→ Data for this task
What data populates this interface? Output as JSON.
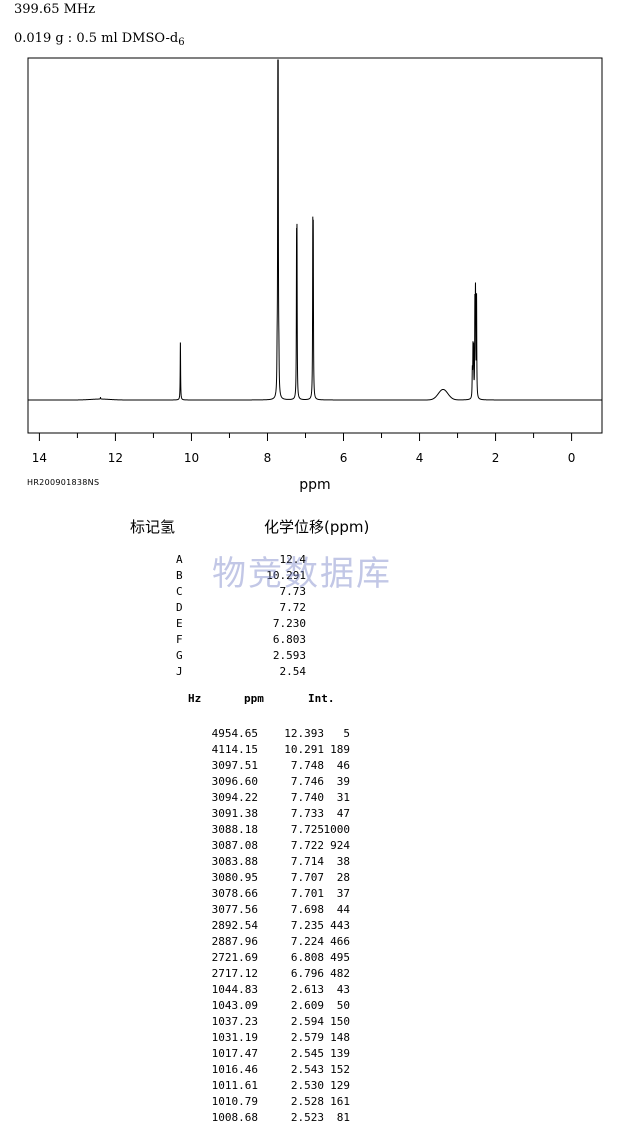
{
  "header": {
    "frequency": "399.65 MHz",
    "sample_main": "0.019 g : 0.5 ml DMSO-d",
    "sample_sub": "6"
  },
  "sheet_id": "HR200901838NS",
  "watermark": "物竞数据库",
  "chart_data": {
    "type": "line",
    "xlabel": "ppm",
    "xlim": [
      14.3,
      -0.8
    ],
    "x_ticks": [
      14,
      12,
      10,
      8,
      6,
      4,
      2,
      0
    ],
    "x_minor_step": 1,
    "grid": false,
    "legend": "none",
    "baseline_int": 0,
    "peak_max_int": 1000,
    "peaks": [
      {
        "ppm": 12.393,
        "int": 5
      },
      {
        "ppm": 10.291,
        "int": 189
      },
      {
        "ppm": 7.748,
        "int": 46
      },
      {
        "ppm": 7.746,
        "int": 39
      },
      {
        "ppm": 7.74,
        "int": 31
      },
      {
        "ppm": 7.733,
        "int": 47
      },
      {
        "ppm": 7.725,
        "int": 1000
      },
      {
        "ppm": 7.722,
        "int": 924
      },
      {
        "ppm": 7.714,
        "int": 38
      },
      {
        "ppm": 7.707,
        "int": 28
      },
      {
        "ppm": 7.701,
        "int": 37
      },
      {
        "ppm": 7.698,
        "int": 44
      },
      {
        "ppm": 7.235,
        "int": 443
      },
      {
        "ppm": 7.224,
        "int": 466
      },
      {
        "ppm": 6.808,
        "int": 495
      },
      {
        "ppm": 6.796,
        "int": 482
      },
      {
        "ppm": 2.613,
        "int": 43
      },
      {
        "ppm": 2.609,
        "int": 50
      },
      {
        "ppm": 2.594,
        "int": 150
      },
      {
        "ppm": 2.579,
        "int": 148
      },
      {
        "ppm": 2.545,
        "int": 139
      },
      {
        "ppm": 2.543,
        "int": 152
      },
      {
        "ppm": 2.53,
        "int": 129
      },
      {
        "ppm": 2.528,
        "int": 161
      },
      {
        "ppm": 2.523,
        "int": 81
      },
      {
        "ppm": 2.5,
        "int": 320
      }
    ],
    "broad_peaks": [
      {
        "ppm": 3.38,
        "int": 34,
        "width": 0.25
      },
      {
        "ppm": 12.4,
        "int": 3,
        "width": 0.5
      }
    ],
    "line_color": "#000000"
  },
  "assignments": {
    "label_head": "标记氢",
    "shift_head": "化学位移(ppm)",
    "rows": [
      {
        "label": "A",
        "shift": "12.4"
      },
      {
        "label": "B",
        "shift": "10.291"
      },
      {
        "label": "C",
        "shift": "7.73"
      },
      {
        "label": "D",
        "shift": "7.72"
      },
      {
        "label": "E",
        "shift": "7.230"
      },
      {
        "label": "F",
        "shift": "6.803"
      },
      {
        "label": "G",
        "shift": "2.593"
      },
      {
        "label": "J",
        "shift": "2.54"
      }
    ]
  },
  "peak_table": {
    "head_hz": "Hz",
    "head_ppm": "ppm",
    "head_int": "Int.",
    "rows": [
      {
        "hz": "4954.65",
        "ppm": "12.393",
        "int": "5"
      },
      {
        "hz": "4114.15",
        "ppm": "10.291",
        "int": "189"
      },
      {
        "hz": "3097.51",
        "ppm": "7.748",
        "int": "46"
      },
      {
        "hz": "3096.60",
        "ppm": "7.746",
        "int": "39"
      },
      {
        "hz": "3094.22",
        "ppm": "7.740",
        "int": "31"
      },
      {
        "hz": "3091.38",
        "ppm": "7.733",
        "int": "47"
      },
      {
        "hz": "3088.18",
        "ppm": "7.725",
        "int": "1000"
      },
      {
        "hz": "3087.08",
        "ppm": "7.722",
        "int": "924"
      },
      {
        "hz": "3083.88",
        "ppm": "7.714",
        "int": "38"
      },
      {
        "hz": "3080.95",
        "ppm": "7.707",
        "int": "28"
      },
      {
        "hz": "3078.66",
        "ppm": "7.701",
        "int": "37"
      },
      {
        "hz": "3077.56",
        "ppm": "7.698",
        "int": "44"
      },
      {
        "hz": "2892.54",
        "ppm": "7.235",
        "int": "443"
      },
      {
        "hz": "2887.96",
        "ppm": "7.224",
        "int": "466"
      },
      {
        "hz": "2721.69",
        "ppm": "6.808",
        "int": "495"
      },
      {
        "hz": "2717.12",
        "ppm": "6.796",
        "int": "482"
      },
      {
        "hz": "1044.83",
        "ppm": "2.613",
        "int": "43"
      },
      {
        "hz": "1043.09",
        "ppm": "2.609",
        "int": "50"
      },
      {
        "hz": "1037.23",
        "ppm": "2.594",
        "int": "150"
      },
      {
        "hz": "1031.19",
        "ppm": "2.579",
        "int": "148"
      },
      {
        "hz": "1017.47",
        "ppm": "2.545",
        "int": "139"
      },
      {
        "hz": "1016.46",
        "ppm": "2.543",
        "int": "152"
      },
      {
        "hz": "1011.61",
        "ppm": "2.530",
        "int": "129"
      },
      {
        "hz": "1010.79",
        "ppm": "2.528",
        "int": "161"
      },
      {
        "hz": "1008.68",
        "ppm": "2.523",
        "int": "81"
      }
    ]
  }
}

→ What is asked
Pictures don't belong in the copy. Transcribe every record exactly as it appears.

→ Solved problem
What data populates this interface? Output as JSON.
{
  "header": {
    "frequency": "399.65 MHz",
    "sample_main": "0.019 g : 0.5 ml DMSO-d",
    "sample_sub": "6"
  },
  "sheet_id": "HR200901838NS",
  "watermark": "物竞数据库",
  "chart_data": {
    "type": "line",
    "xlabel": "ppm",
    "xlim": [
      14.3,
      -0.8
    ],
    "x_ticks": [
      14,
      12,
      10,
      8,
      6,
      4,
      2,
      0
    ],
    "x_minor_step": 1,
    "grid": false,
    "legend": "none",
    "baseline_int": 0,
    "peak_max_int": 1000,
    "peaks": [
      {
        "ppm": 12.393,
        "int": 5
      },
      {
        "ppm": 10.291,
        "int": 189
      },
      {
        "ppm": 7.748,
        "int": 46
      },
      {
        "ppm": 7.746,
        "int": 39
      },
      {
        "ppm": 7.74,
        "int": 31
      },
      {
        "ppm": 7.733,
        "int": 47
      },
      {
        "ppm": 7.725,
        "int": 1000
      },
      {
        "ppm": 7.722,
        "int": 924
      },
      {
        "ppm": 7.714,
        "int": 38
      },
      {
        "ppm": 7.707,
        "int": 28
      },
      {
        "ppm": 7.701,
        "int": 37
      },
      {
        "ppm": 7.698,
        "int": 44
      },
      {
        "ppm": 7.235,
        "int": 443
      },
      {
        "ppm": 7.224,
        "int": 466
      },
      {
        "ppm": 6.808,
        "int": 495
      },
      {
        "ppm": 6.796,
        "int": 482
      },
      {
        "ppm": 2.613,
        "int": 43
      },
      {
        "ppm": 2.609,
        "int": 50
      },
      {
        "ppm": 2.594,
        "int": 150
      },
      {
        "ppm": 2.579,
        "int": 148
      },
      {
        "ppm": 2.545,
        "int": 139
      },
      {
        "ppm": 2.543,
        "int": 152
      },
      {
        "ppm": 2.53,
        "int": 129
      },
      {
        "ppm": 2.528,
        "int": 161
      },
      {
        "ppm": 2.523,
        "int": 81
      },
      {
        "ppm": 2.5,
        "int": 320
      }
    ],
    "broad_peaks": [
      {
        "ppm": 3.38,
        "int": 34,
        "width": 0.25
      },
      {
        "ppm": 12.4,
        "int": 3,
        "width": 0.5
      }
    ],
    "line_color": "#000000"
  },
  "assignments": {
    "label_head": "标记氢",
    "shift_head": "化学位移(ppm)",
    "rows": [
      {
        "label": "A",
        "shift": "12.4"
      },
      {
        "label": "B",
        "shift": "10.291"
      },
      {
        "label": "C",
        "shift": "7.73"
      },
      {
        "label": "D",
        "shift": "7.72"
      },
      {
        "label": "E",
        "shift": "7.230"
      },
      {
        "label": "F",
        "shift": "6.803"
      },
      {
        "label": "G",
        "shift": "2.593"
      },
      {
        "label": "J",
        "shift": "2.54"
      }
    ]
  },
  "peak_table": {
    "head_hz": "Hz",
    "head_ppm": "ppm",
    "head_int": "Int.",
    "rows": [
      {
        "hz": "4954.65",
        "ppm": "12.393",
        "int": "5"
      },
      {
        "hz": "4114.15",
        "ppm": "10.291",
        "int": "189"
      },
      {
        "hz": "3097.51",
        "ppm": "7.748",
        "int": "46"
      },
      {
        "hz": "3096.60",
        "ppm": "7.746",
        "int": "39"
      },
      {
        "hz": "3094.22",
        "ppm": "7.740",
        "int": "31"
      },
      {
        "hz": "3091.38",
        "ppm": "7.733",
        "int": "47"
      },
      {
        "hz": "3088.18",
        "ppm": "7.725",
        "int": "1000"
      },
      {
        "hz": "3087.08",
        "ppm": "7.722",
        "int": "924"
      },
      {
        "hz": "3083.88",
        "ppm": "7.714",
        "int": "38"
      },
      {
        "hz": "3080.95",
        "ppm": "7.707",
        "int": "28"
      },
      {
        "hz": "3078.66",
        "ppm": "7.701",
        "int": "37"
      },
      {
        "hz": "3077.56",
        "ppm": "7.698",
        "int": "44"
      },
      {
        "hz": "2892.54",
        "ppm": "7.235",
        "int": "443"
      },
      {
        "hz": "2887.96",
        "ppm": "7.224",
        "int": "466"
      },
      {
        "hz": "2721.69",
        "ppm": "6.808",
        "int": "495"
      },
      {
        "hz": "2717.12",
        "ppm": "6.796",
        "int": "482"
      },
      {
        "hz": "1044.83",
        "ppm": "2.613",
        "int": "43"
      },
      {
        "hz": "1043.09",
        "ppm": "2.609",
        "int": "50"
      },
      {
        "hz": "1037.23",
        "ppm": "2.594",
        "int": "150"
      },
      {
        "hz": "1031.19",
        "ppm": "2.579",
        "int": "148"
      },
      {
        "hz": "1017.47",
        "ppm": "2.545",
        "int": "139"
      },
      {
        "hz": "1016.46",
        "ppm": "2.543",
        "int": "152"
      },
      {
        "hz": "1011.61",
        "ppm": "2.530",
        "int": "129"
      },
      {
        "hz": "1010.79",
        "ppm": "2.528",
        "int": "161"
      },
      {
        "hz": "1008.68",
        "ppm": "2.523",
        "int": "81"
      }
    ]
  }
}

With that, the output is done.